* **TASK BRIEF**: Reproduce all of the data that follows, character for character.

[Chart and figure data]
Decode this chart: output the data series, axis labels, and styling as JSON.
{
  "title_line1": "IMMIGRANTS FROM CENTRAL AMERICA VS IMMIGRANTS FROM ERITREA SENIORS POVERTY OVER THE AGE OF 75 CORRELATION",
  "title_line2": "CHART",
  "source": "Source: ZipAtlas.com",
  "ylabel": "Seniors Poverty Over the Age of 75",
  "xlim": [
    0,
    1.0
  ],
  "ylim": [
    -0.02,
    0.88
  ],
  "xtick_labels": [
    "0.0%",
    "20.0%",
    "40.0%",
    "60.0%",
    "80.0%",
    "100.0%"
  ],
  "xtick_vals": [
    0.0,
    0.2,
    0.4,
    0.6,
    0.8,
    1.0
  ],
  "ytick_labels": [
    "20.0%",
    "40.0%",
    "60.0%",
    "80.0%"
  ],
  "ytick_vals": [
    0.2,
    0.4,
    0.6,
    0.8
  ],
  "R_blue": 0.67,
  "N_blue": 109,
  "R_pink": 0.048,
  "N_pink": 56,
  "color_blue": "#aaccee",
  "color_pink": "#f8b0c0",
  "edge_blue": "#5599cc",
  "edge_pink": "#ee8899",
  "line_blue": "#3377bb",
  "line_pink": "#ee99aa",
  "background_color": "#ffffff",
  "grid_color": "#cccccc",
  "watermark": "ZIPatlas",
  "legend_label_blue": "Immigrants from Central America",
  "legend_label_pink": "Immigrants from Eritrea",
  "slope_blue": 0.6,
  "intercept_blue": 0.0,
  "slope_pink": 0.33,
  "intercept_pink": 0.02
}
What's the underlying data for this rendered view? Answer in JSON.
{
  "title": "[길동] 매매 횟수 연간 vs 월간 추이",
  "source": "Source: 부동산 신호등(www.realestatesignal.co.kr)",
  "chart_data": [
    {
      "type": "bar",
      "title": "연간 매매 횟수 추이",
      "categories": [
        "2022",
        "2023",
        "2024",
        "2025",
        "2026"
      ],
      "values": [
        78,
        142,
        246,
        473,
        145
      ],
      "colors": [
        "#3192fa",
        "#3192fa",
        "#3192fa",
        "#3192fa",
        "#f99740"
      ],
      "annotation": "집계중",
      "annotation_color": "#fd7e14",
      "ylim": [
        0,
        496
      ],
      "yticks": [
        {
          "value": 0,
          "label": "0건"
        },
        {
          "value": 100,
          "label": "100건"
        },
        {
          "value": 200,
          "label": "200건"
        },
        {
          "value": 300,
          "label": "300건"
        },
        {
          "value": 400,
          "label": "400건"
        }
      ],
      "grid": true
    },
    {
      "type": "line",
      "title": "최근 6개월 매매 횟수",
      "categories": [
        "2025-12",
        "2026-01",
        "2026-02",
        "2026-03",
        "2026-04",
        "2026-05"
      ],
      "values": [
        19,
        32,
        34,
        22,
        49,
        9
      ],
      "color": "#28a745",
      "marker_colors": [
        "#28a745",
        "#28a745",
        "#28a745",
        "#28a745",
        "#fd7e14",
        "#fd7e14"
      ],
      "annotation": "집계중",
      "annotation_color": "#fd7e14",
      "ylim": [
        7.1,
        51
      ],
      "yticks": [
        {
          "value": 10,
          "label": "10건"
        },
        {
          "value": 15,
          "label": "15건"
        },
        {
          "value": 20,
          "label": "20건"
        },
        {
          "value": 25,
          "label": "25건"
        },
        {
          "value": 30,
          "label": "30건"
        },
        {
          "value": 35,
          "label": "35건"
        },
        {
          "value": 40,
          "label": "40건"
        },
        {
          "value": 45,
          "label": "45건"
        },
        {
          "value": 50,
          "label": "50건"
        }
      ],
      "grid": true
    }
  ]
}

* **ANSWER IN FULL**:
Decode this chart: output the data series, axis labels, and styling as JSON.
{
  "title_line1": "IMMIGRANTS FROM CENTRAL AMERICA VS IMMIGRANTS FROM ERITREA SENIORS POVERTY OVER THE AGE OF 75 CORRELATION",
  "title_line2": "CHART",
  "source": "Source: ZipAtlas.com",
  "ylabel": "Seniors Poverty Over the Age of 75",
  "xlim": [
    0,
    1.0
  ],
  "ylim": [
    -0.02,
    0.88
  ],
  "xtick_labels": [
    "0.0%",
    "20.0%",
    "40.0%",
    "60.0%",
    "80.0%",
    "100.0%"
  ],
  "xtick_vals": [
    0.0,
    0.2,
    0.4,
    0.6,
    0.8,
    1.0
  ],
  "ytick_labels": [
    "20.0%",
    "40.0%",
    "60.0%",
    "80.0%"
  ],
  "ytick_vals": [
    0.2,
    0.4,
    0.6,
    0.8
  ],
  "R_blue": 0.67,
  "N_blue": 109,
  "R_pink": 0.048,
  "N_pink": 56,
  "color_blue": "#aaccee",
  "color_pink": "#f8b0c0",
  "edge_blue": "#5599cc",
  "edge_pink": "#ee8899",
  "line_blue": "#3377bb",
  "line_pink": "#ee99aa",
  "background_color": "#ffffff",
  "grid_color": "#cccccc",
  "watermark": "ZIPatlas",
  "legend_label_blue": "Immigrants from Central America",
  "legend_label_pink": "Immigrants from Eritrea",
  "slope_blue": 0.6,
  "intercept_blue": 0.0,
  "slope_pink": 0.33,
  "intercept_pink": 0.02
}
What's the underlying data for this rendered view? Answer in JSON.
{
  "title": "[길동] 매매 횟수 연간 vs 월간 추이",
  "source": "Source: 부동산 신호등(www.realestatesignal.co.kr)",
  "chart_data": [
    {
      "type": "bar",
      "title": "연간 매매 횟수 추이",
      "categories": [
        "2022",
        "2023",
        "2024",
        "2025",
        "2026"
      ],
      "values": [
        78,
        142,
        246,
        473,
        145
      ],
      "colors": [
        "#3192fa",
        "#3192fa",
        "#3192fa",
        "#3192fa",
        "#f99740"
      ],
      "annotation": "집계중",
      "annotation_color": "#fd7e14",
      "ylim": [
        0,
        496
      ],
      "yticks": [
        {
          "value": 0,
          "label": "0건"
        },
        {
          "value": 100,
          "label": "100건"
        },
        {
          "value": 200,
          "label": "200건"
        },
        {
          "value": 300,
          "label": "300건"
        },
        {
          "value": 400,
          "label": "400건"
        }
      ],
      "grid": true
    },
    {
      "type": "line",
      "title": "최근 6개월 매매 횟수",
      "categories": [
        "2025-12",
        "2026-01",
        "2026-02",
        "2026-03",
        "2026-04",
        "2026-05"
      ],
      "values": [
        19,
        32,
        34,
        22,
        49,
        9
      ],
      "color": "#28a745",
      "marker_colors": [
        "#28a745",
        "#28a745",
        "#28a745",
        "#28a745",
        "#fd7e14",
        "#fd7e14"
      ],
      "annotation": "집계중",
      "annotation_color": "#fd7e14",
      "ylim": [
        7.1,
        51
      ],
      "yticks": [
        {
          "value": 10,
          "label": "10건"
        },
        {
          "value": 15,
          "label": "15건"
        },
        {
          "value": 20,
          "label": "20건"
        },
        {
          "value": 25,
          "label": "25건"
        },
        {
          "value": 30,
          "label": "30건"
        },
        {
          "value": 35,
          "label": "35건"
        },
        {
          "value": 40,
          "label": "40건"
        },
        {
          "value": 45,
          "label": "45건"
        },
        {
          "value": 50,
          "label": "50건"
        }
      ],
      "grid": true
    }
  ]
}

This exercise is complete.